Given request — Quote word for word from the line holding "Convert this document image to plain text." to the last line below, including both, and omit any pictures.

(Records from a dataset)
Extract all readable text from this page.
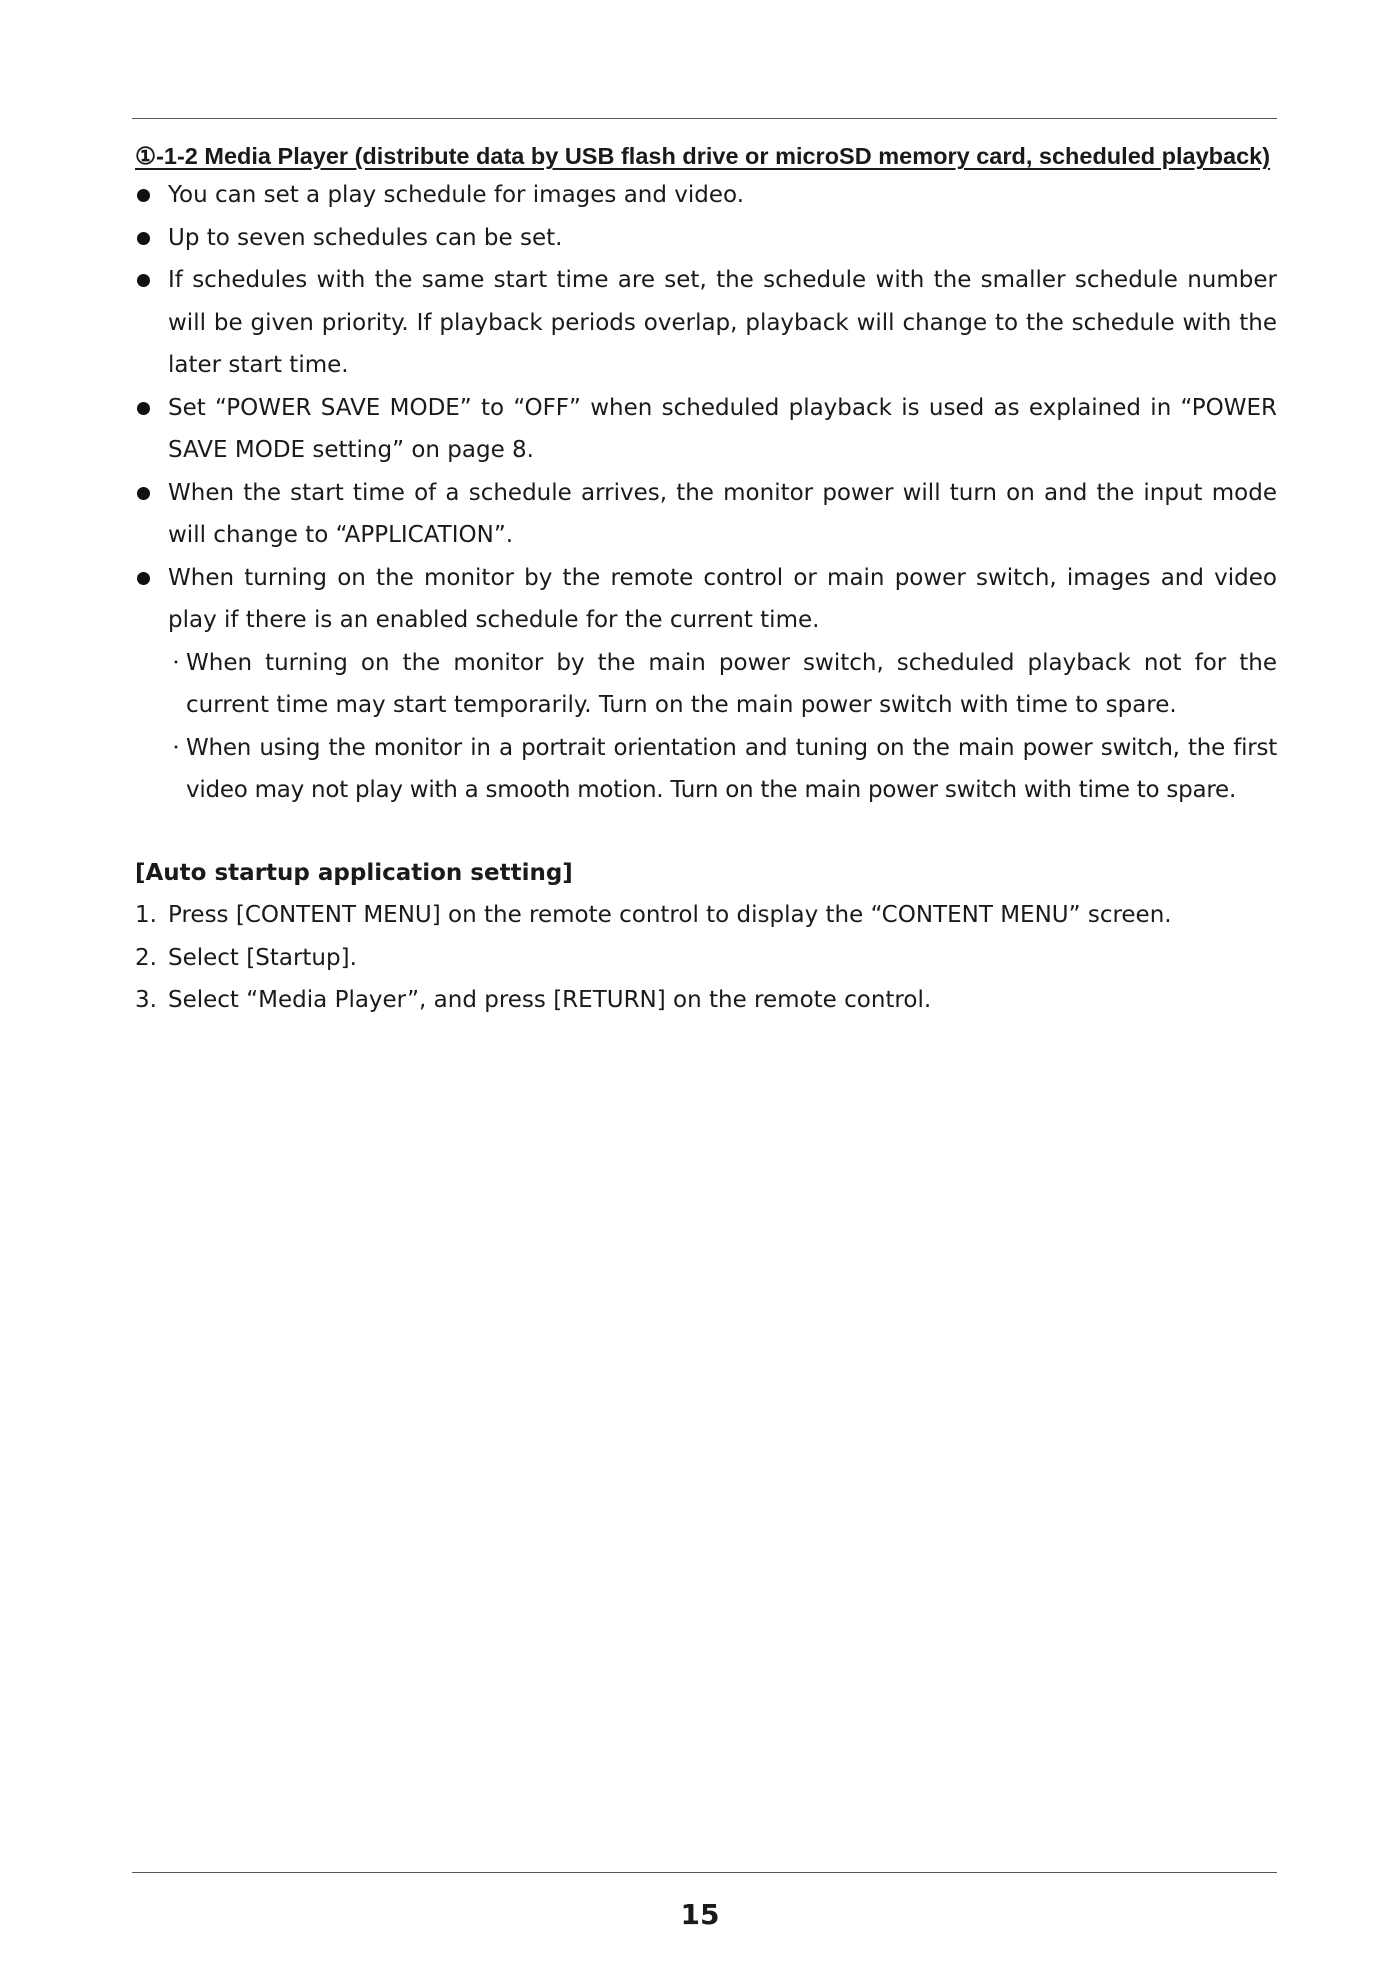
①-1-2 Media Player (distribute data by USB flash drive or microSD memory card, scheduled playback)
You can set a play schedule for images and video.
Up to seven schedules can be set.
If schedules with the same start time are set, the schedule with the smaller schedule number will be given priority. If playback periods overlap, playback will change to the schedule with the later start time.
Set “POWER SAVE MODE” to “OFF” when scheduled playback is used as explained in “POWER SAVE MODE setting” on page 8.
When the start time of a schedule arrives, the monitor power will turn on and the input mode will change to “APPLICATION”.
When turning on the monitor by the remote control or main power switch, images and video play if there is an enabled schedule for the current time.
・ When turning on the monitor by the main power switch, scheduled playback not for the current time may start temporarily. Turn on the main power switch with time to spare.
・ When using the monitor in a portrait orientation and tuning on the main power switch, the first video may not play with a smooth motion. Turn on the main power switch with time to spare.
[Auto startup application setting]
1. Press [CONTENT MENU] on the remote control to display the “CONTENT MENU” screen.
2. Select [Startup].
3. Select “Media Player”, and press [RETURN] on the remote control.
15
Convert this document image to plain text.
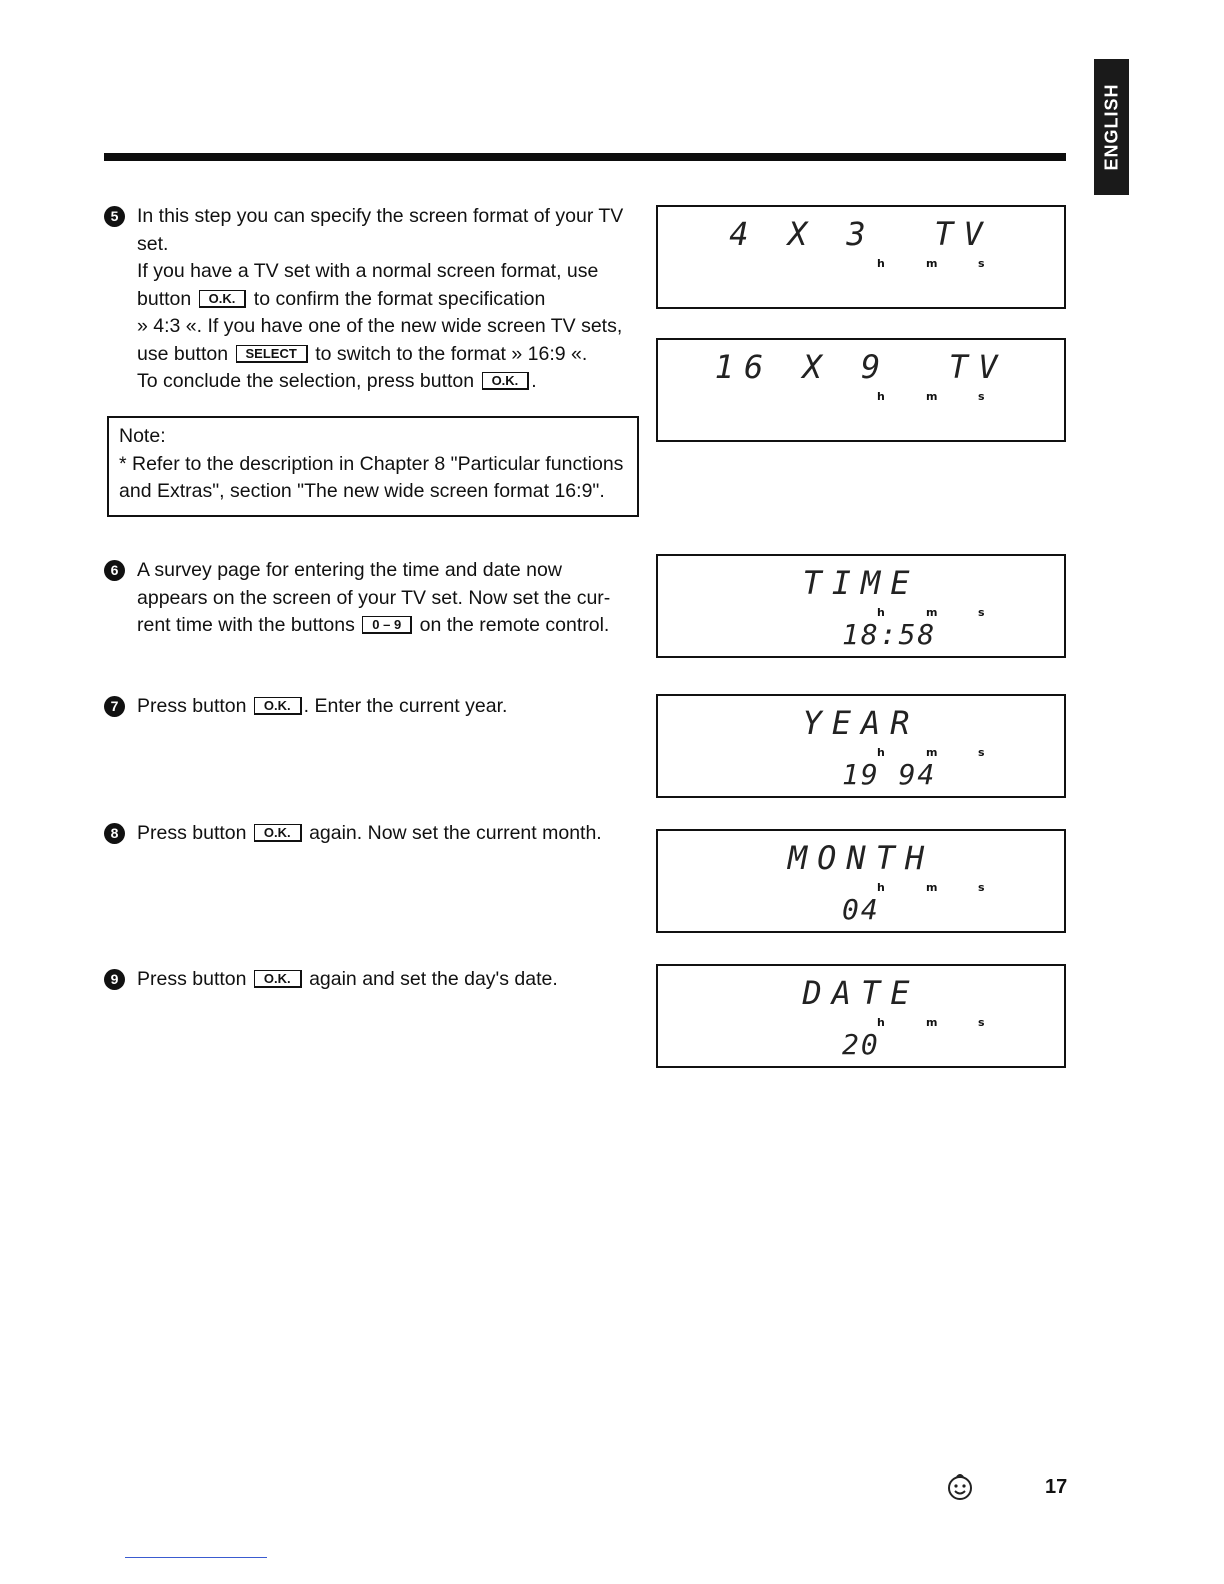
ENGLISH
5 In this step you can specify the screen format of your TV set.
If you have a TV set with a normal screen format, use button O.K. to confirm the format specification
» 4:3 «. If you have one of the new wide screen TV sets, use button SELECT to switch to the format » 16:9 «.
To conclude the selection, press button O.K. .
Note:
* Refer to the description in Chapter 8 "Particular functions and Extras", section "The new wide screen format 16:9".
6 A survey page for entering the time and date now appears on the screen of your TV set. Now set the cur- rent time with the buttons 0 – 9 on the remote control.
7 Press button O.K. . Enter the current year.
8 Press button O.K. again. Now set the current month.
9 Press button O.K. again and set the day's date.
4 X 3  TV
h	m	s
16 X 9  TV
h	m	s
TIME
h	m	s
18:58
YEAR
h	m	s
19 94
MONTH
h	m	s
04
DATE
h	m	s
20
17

Output for this exercise —
Convert this document image to plain text.
ENGLISH
5 In this step you can specify the screen format of your TV set.
If you have a TV set with a normal screen format, use button O.K. to confirm the format specification
» 4:3 «. If you have one of the new wide screen TV sets, use button SELECT to switch to the format » 16:9 «.
To conclude the selection, press button O.K. .
Note:
* Refer to the description in Chapter 8 "Particular functions and Extras", section "The new wide screen format 16:9".
6 A survey page for entering the time and date now appears on the screen of your TV set. Now set the cur- rent time with the buttons 0 – 9 on the remote control.
7 Press button O.K. . Enter the current year.
8 Press button O.K. again. Now set the current month.
9 Press button O.K. again and set the day's date.
4 X 3  TV
h	m	s
16 X 9  TV
h	m	s
TIME
h	m	s
18:58
YEAR
h	m	s
19 94
MONTH
h	m	s
04
DATE
h	m	s
20
17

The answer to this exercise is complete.